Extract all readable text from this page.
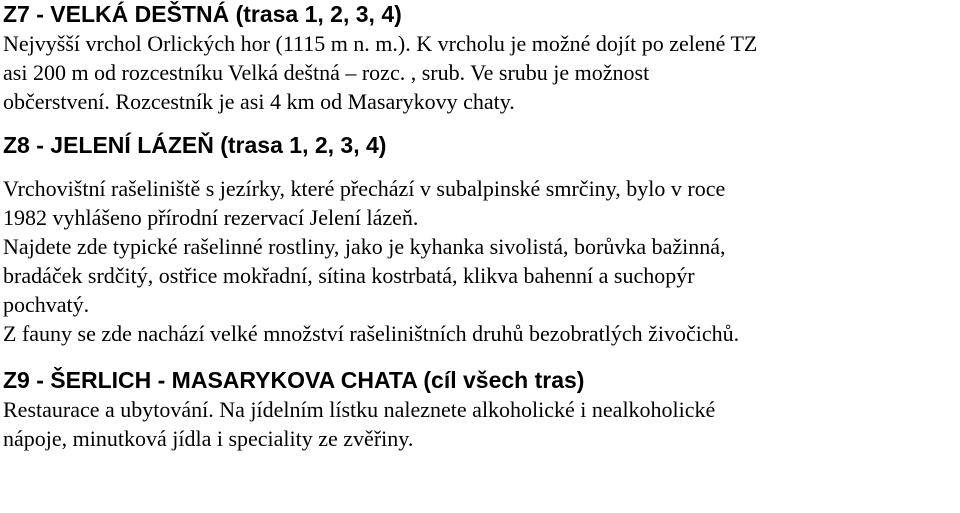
Z7 - VELKÁ DEŠTNÁ (trasa 1, 2, 3, 4)

Nejvyšší vrchol Orlických hor (1115 m n. m.). K vrcholu je možné dojít po zelené TZ
asi 200 m od rozcestníku Velká deštná – rozc. , srub. Ve srubu je možnost
občerstvení. Rozcestník je asi 4 km od Masarykovy chaty.

Z8 - JELENÍ LÁZEŇ (trasa 1, 2, 3, 4)

Vrchovištní rašeliniště s jezírky, které přechází v subalpinské smrčiny, bylo v roce
1982 vyhlášeno přírodní rezervací Jelení lázeň.
Najdete zde typické rašelinné rostliny, jako je kyhanka sivolistá, borůvka bažinná,
bradáček srdčitý, ostřice mokřadní, sítina kostrbatá, klikva bahenní a suchopýr
pochvatý.
Z fauny se zde nachází velké množství rašeliništních druhů bezobratlých živočichů.

Z9 - ŠERLICH - MASARYKOVA CHATA (cíl všech tras)

Restaurace a ubytování. Na jídelním lístku naleznete alkoholické i nealkoholické
nápoje, minutková jídla i speciality ze zvěřiny.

========================================================================

**Written exercise**
Repeat the records above exactly, leaving out the pictures.

**In response**
Extract all readable text from this page.
Z7 - VELKÁ DEŠTNÁ (trasa 1, 2, 3, 4)

Nejvyšší vrchol Orlických hor (1115 m n. m.). K vrcholu je možné dojít po zelené TZ
asi 200 m od rozcestníku Velká deštná – rozc. , srub. Ve srubu je možnost
občerstvení. Rozcestník je asi 4 km od Masarykovy chaty.

Z8 - JELENÍ LÁZEŇ (trasa 1, 2, 3, 4)

Vrchovištní rašeliniště s jezírky, které přechází v subalpinské smrčiny, bylo v roce
1982 vyhlášeno přírodní rezervací Jelení lázeň.
Najdete zde typické rašelinné rostliny, jako je kyhanka sivolistá, borůvka bažinná,
bradáček srdčitý, ostřice mokřadní, sítina kostrbatá, klikva bahenní a suchopýr
pochvatý.
Z fauny se zde nachází velké množství rašeliništních druhů bezobratlých živočichů.

Z9 - ŠERLICH - MASARYKOVA CHATA (cíl všech tras)

Restaurace a ubytování. Na jídelním lístku naleznete alkoholické i nealkoholické
nápoje, minutková jídla i speciality ze zvěřiny.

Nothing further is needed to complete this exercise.